Short exercise ▸
Pick out every line in the entries below that contains the string "border", matching case exactly, and copy each such line in full.

Source material ▸
----------

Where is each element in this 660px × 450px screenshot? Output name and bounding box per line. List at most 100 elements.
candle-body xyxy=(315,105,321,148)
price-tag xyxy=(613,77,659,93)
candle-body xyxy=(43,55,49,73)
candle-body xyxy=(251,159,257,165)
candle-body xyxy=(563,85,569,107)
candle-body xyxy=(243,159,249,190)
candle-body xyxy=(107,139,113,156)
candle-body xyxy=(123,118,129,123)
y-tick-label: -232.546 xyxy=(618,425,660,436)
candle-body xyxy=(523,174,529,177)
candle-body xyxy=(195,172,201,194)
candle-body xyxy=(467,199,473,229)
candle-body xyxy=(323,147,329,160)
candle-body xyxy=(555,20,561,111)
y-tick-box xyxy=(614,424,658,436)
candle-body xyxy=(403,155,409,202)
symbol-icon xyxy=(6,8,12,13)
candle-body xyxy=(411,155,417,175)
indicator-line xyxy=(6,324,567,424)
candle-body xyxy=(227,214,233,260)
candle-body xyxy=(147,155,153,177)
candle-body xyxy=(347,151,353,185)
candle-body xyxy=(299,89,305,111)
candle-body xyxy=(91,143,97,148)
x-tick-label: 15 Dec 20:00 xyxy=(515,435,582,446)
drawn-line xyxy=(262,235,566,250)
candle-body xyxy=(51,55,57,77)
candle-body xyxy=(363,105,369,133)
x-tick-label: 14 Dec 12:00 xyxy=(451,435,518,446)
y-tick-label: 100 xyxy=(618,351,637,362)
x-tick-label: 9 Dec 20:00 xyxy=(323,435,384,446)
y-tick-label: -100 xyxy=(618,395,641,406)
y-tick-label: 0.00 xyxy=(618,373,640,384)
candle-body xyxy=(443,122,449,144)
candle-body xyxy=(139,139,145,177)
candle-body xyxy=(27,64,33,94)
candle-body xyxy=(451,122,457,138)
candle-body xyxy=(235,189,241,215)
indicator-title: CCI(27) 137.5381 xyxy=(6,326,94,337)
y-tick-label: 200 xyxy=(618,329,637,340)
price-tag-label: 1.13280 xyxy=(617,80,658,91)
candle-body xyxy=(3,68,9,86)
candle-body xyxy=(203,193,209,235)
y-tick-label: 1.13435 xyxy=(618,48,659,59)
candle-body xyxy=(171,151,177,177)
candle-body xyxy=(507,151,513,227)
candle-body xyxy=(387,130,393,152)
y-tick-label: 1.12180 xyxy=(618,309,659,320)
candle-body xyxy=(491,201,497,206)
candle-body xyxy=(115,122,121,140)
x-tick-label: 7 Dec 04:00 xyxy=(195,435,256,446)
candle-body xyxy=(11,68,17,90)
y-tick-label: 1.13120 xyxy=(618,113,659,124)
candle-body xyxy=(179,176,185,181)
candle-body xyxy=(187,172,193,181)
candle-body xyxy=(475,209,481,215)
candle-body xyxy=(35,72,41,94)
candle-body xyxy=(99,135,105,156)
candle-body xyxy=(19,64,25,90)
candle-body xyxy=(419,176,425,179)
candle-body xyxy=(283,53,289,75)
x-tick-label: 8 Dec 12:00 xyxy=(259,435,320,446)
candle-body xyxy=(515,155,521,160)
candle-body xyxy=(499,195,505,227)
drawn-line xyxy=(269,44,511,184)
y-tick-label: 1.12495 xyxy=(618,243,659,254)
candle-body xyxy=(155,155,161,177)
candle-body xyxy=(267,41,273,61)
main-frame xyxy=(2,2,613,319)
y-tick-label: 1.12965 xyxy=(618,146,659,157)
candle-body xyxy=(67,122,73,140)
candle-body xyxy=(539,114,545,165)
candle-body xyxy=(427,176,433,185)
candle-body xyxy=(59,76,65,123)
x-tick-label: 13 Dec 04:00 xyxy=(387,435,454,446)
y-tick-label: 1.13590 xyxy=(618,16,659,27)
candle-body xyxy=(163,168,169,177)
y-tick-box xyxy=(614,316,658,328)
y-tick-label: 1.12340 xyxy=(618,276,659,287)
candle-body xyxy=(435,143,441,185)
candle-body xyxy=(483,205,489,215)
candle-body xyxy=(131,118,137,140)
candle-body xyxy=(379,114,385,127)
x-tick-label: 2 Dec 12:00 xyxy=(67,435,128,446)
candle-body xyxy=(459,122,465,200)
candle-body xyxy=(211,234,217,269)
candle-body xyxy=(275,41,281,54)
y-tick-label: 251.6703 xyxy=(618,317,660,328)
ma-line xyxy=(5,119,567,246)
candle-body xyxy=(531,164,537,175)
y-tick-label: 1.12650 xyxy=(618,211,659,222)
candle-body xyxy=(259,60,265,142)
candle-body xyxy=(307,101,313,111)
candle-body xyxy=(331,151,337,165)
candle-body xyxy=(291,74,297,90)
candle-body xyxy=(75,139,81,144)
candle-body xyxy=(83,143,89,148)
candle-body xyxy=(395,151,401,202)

----------

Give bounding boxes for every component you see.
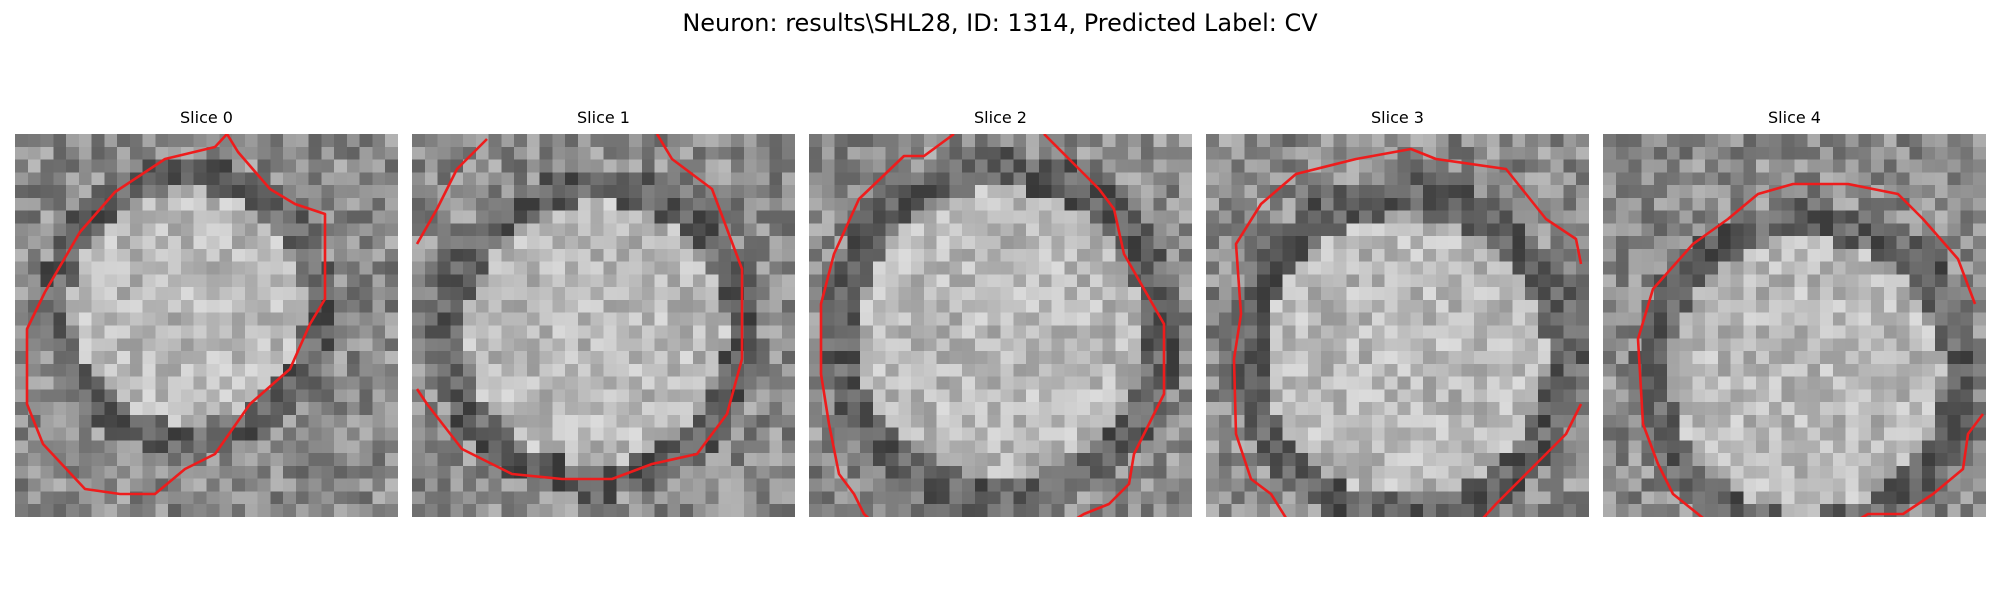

----------

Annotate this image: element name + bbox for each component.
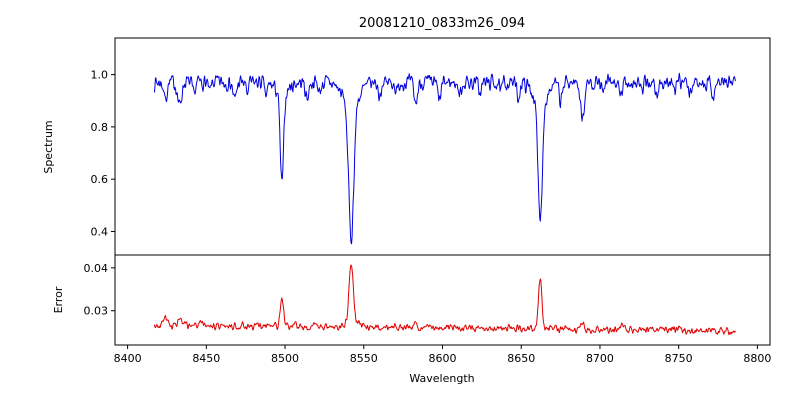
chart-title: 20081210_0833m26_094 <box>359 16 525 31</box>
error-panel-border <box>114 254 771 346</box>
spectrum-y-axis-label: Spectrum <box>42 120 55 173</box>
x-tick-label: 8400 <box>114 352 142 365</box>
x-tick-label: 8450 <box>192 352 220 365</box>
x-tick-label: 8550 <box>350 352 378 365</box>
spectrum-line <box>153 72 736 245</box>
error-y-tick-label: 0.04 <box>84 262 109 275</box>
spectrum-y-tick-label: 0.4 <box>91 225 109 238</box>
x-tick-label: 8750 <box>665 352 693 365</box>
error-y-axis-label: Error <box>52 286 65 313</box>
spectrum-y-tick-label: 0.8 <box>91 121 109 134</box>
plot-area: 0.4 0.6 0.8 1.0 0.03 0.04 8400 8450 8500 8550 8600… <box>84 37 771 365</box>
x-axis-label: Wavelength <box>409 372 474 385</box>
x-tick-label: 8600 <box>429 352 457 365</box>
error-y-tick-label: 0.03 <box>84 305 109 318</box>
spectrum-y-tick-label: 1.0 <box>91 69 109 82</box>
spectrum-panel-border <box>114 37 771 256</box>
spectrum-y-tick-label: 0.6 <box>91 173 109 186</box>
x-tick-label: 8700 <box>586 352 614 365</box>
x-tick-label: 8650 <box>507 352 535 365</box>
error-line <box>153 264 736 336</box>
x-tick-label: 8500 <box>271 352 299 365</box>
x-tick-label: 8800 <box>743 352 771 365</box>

----------

Response to this task ▸
error-panel-border <box>114 254 771 346</box>
spectrum-panel-border <box>114 37 771 256</box>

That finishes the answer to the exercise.